[Records from a data source]

###

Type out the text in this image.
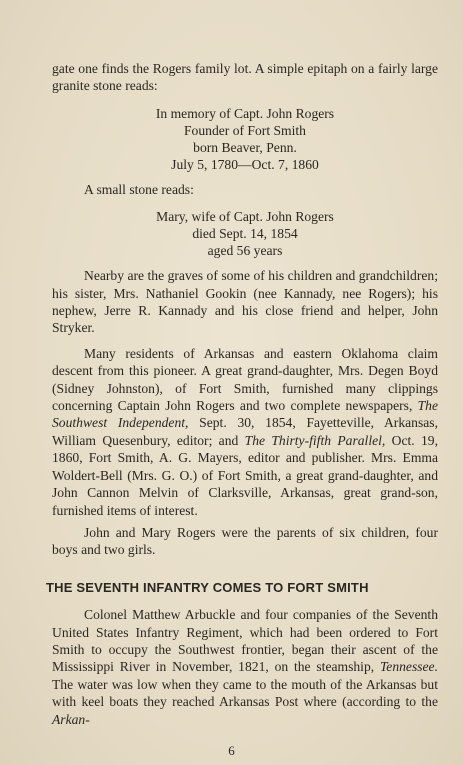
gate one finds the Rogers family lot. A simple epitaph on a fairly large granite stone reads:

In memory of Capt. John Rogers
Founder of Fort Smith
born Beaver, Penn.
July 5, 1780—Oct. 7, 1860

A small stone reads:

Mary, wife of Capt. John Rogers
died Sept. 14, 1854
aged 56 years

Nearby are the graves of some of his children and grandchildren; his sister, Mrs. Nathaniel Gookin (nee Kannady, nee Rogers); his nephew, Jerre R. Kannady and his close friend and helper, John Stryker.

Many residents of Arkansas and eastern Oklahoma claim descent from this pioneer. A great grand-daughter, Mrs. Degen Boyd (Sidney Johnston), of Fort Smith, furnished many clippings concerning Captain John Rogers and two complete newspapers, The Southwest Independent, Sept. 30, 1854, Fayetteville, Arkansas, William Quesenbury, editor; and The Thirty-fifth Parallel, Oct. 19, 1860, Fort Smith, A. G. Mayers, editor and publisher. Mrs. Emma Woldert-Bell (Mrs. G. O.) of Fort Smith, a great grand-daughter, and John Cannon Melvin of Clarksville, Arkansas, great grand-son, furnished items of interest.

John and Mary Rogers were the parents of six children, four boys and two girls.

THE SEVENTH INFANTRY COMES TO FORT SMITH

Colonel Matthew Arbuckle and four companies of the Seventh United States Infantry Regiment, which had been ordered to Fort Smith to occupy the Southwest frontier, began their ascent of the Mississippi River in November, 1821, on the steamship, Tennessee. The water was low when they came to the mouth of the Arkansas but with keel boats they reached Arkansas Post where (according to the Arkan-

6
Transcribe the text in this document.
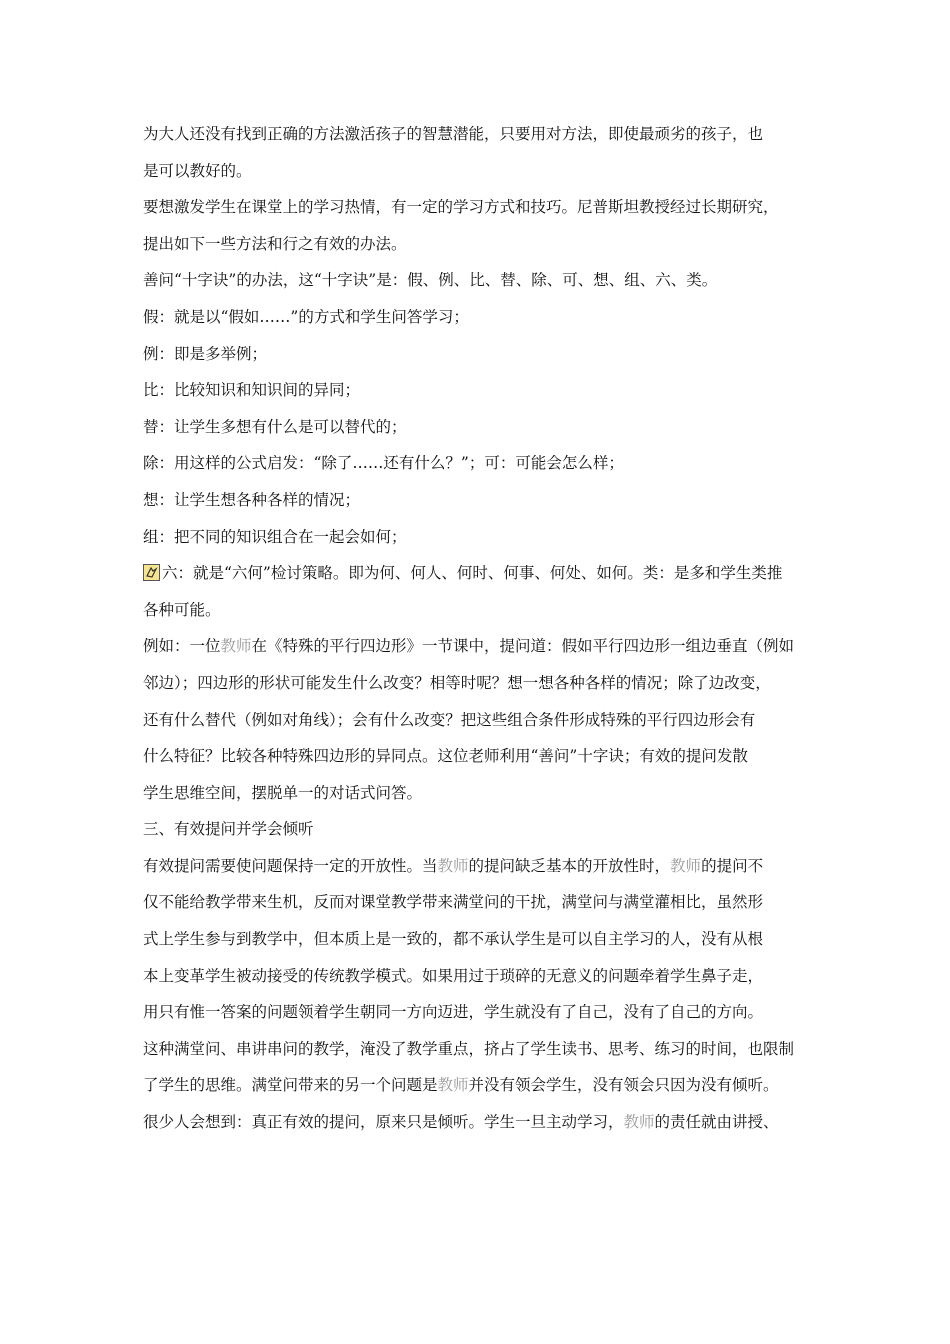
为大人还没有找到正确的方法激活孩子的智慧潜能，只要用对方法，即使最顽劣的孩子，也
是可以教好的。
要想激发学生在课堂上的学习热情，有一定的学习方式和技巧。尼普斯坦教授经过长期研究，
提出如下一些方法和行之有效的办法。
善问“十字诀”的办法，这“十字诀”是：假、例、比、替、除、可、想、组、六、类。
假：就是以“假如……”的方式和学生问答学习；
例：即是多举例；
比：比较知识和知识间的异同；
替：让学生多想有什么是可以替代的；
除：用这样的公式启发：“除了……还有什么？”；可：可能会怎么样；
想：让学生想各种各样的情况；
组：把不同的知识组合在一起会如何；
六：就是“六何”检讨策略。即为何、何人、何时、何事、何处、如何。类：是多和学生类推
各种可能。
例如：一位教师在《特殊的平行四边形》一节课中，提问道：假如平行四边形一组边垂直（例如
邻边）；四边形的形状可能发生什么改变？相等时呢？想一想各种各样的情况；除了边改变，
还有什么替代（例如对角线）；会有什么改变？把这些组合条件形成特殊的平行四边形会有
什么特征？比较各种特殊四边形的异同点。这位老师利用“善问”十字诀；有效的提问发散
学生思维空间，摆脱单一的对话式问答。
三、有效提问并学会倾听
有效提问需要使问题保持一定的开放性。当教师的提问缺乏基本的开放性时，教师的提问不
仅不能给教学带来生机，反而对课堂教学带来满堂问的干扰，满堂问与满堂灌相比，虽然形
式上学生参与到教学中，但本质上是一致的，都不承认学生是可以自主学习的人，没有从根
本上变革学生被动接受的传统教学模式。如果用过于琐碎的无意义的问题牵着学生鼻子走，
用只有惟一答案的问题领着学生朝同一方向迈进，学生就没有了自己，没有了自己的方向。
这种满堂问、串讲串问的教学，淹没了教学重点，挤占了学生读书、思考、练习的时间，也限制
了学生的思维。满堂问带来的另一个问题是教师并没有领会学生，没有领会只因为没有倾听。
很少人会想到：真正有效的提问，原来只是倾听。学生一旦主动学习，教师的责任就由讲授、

###

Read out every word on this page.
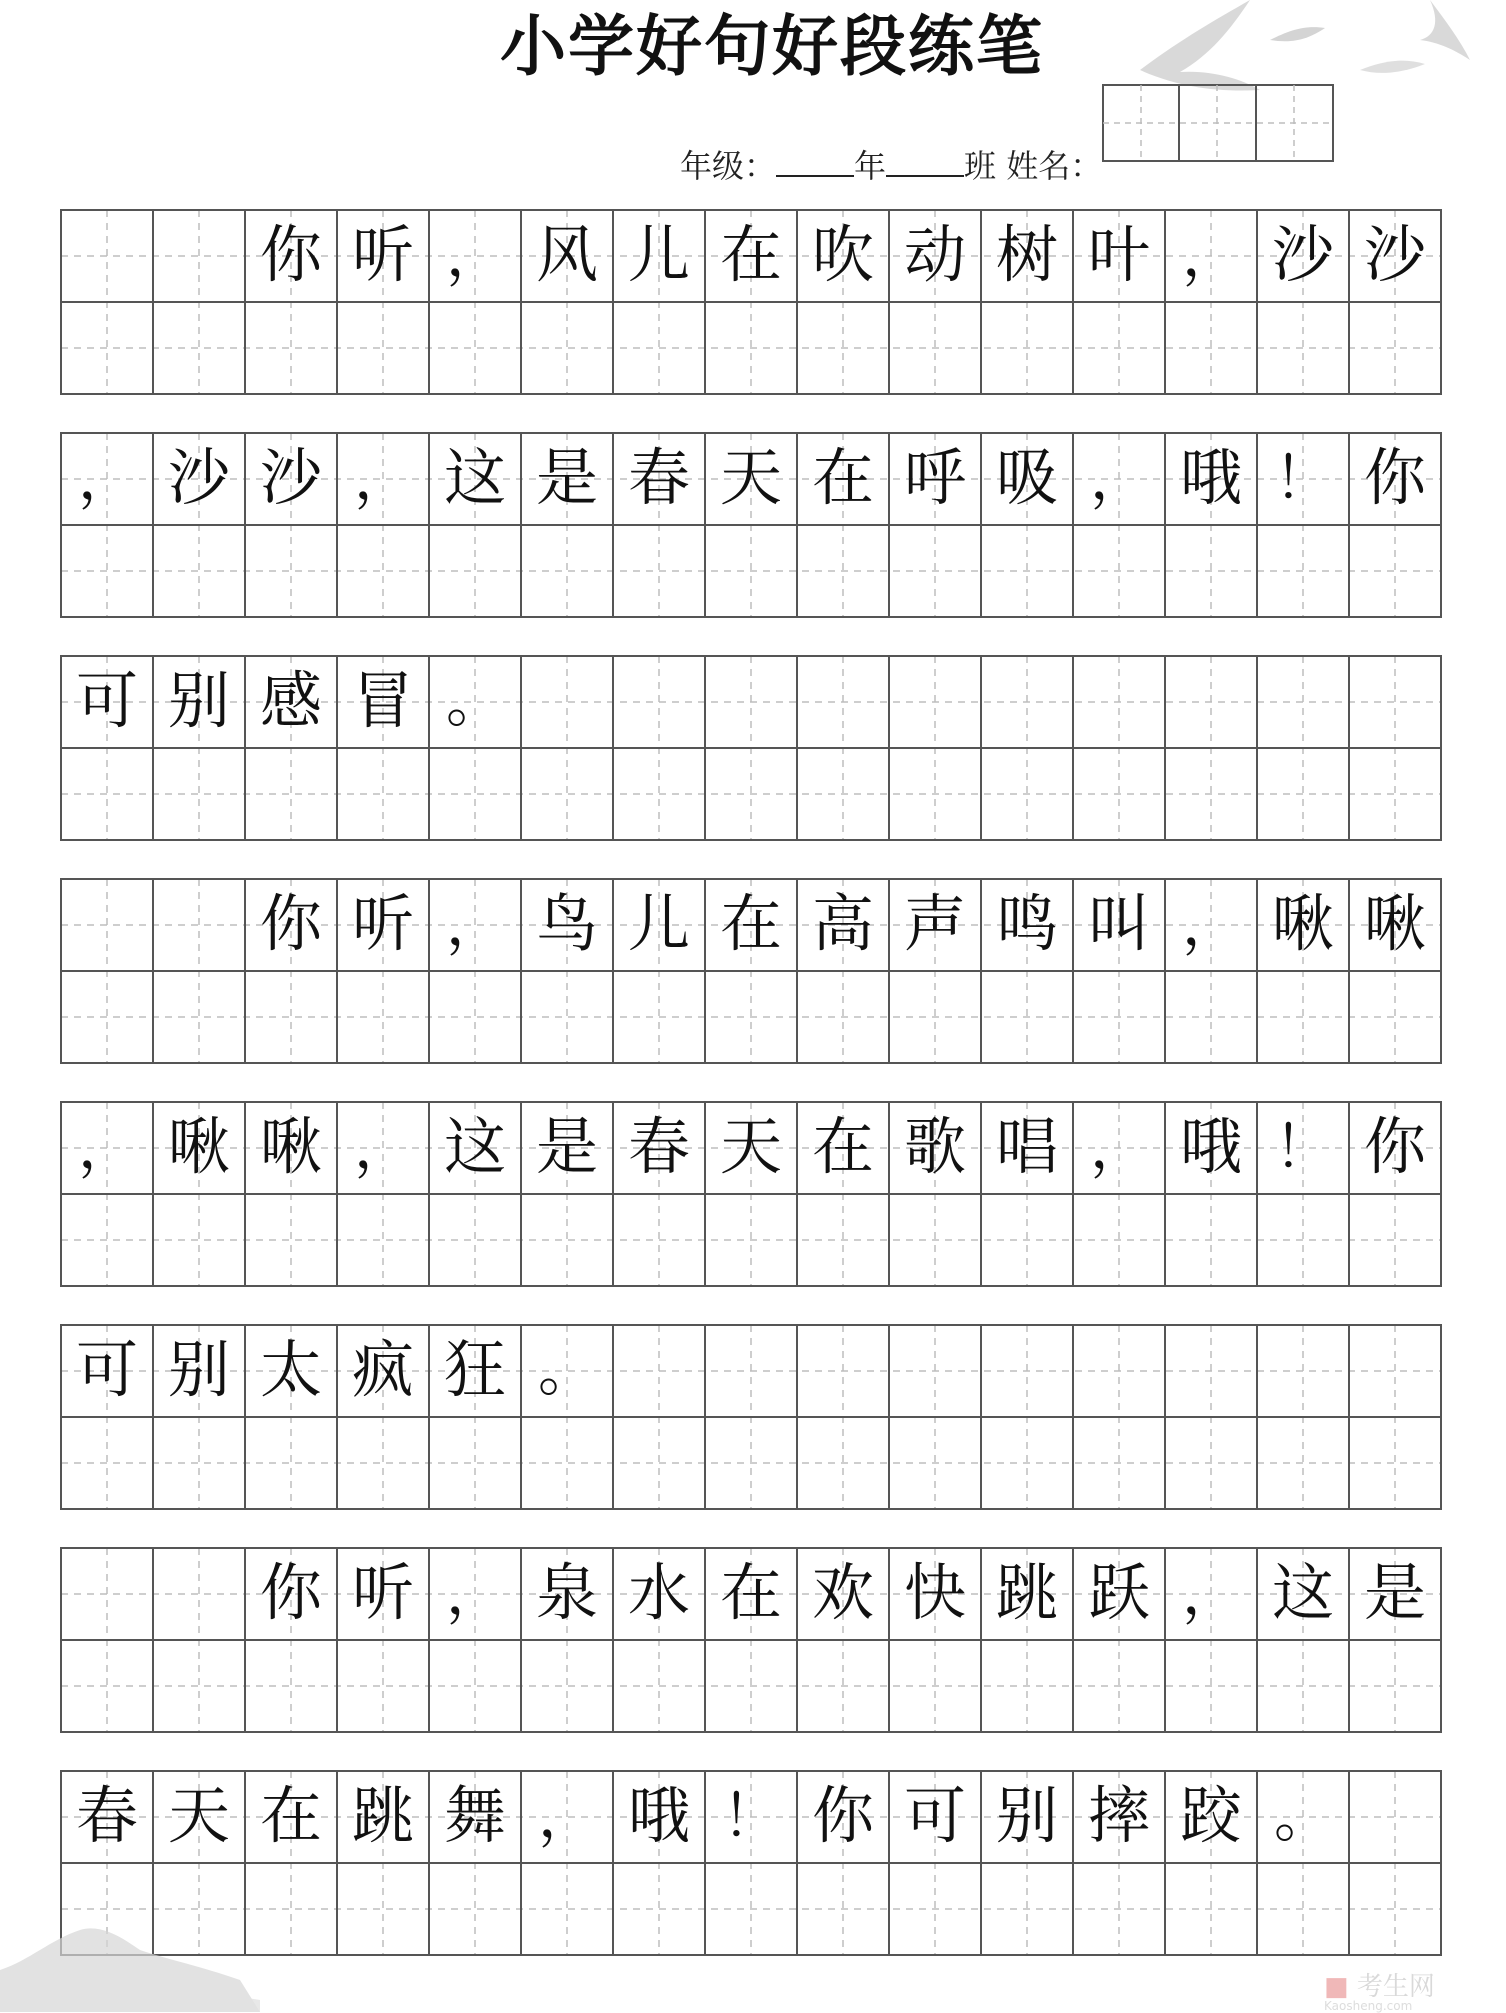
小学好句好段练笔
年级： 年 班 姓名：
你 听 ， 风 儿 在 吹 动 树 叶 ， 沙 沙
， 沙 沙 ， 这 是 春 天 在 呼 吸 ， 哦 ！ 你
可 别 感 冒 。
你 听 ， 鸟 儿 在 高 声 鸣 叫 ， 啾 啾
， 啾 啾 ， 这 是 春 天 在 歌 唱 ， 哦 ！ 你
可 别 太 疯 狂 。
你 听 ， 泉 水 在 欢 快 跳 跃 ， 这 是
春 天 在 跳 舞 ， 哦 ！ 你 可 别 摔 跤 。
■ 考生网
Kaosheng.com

###

§ Set task
Scan the material line by line and report each one that contains "Mary".

§ Full solution
Mary, wife of Capt. John Rogers
John and Mary Rogers were the parents of six children, four boys and two girls.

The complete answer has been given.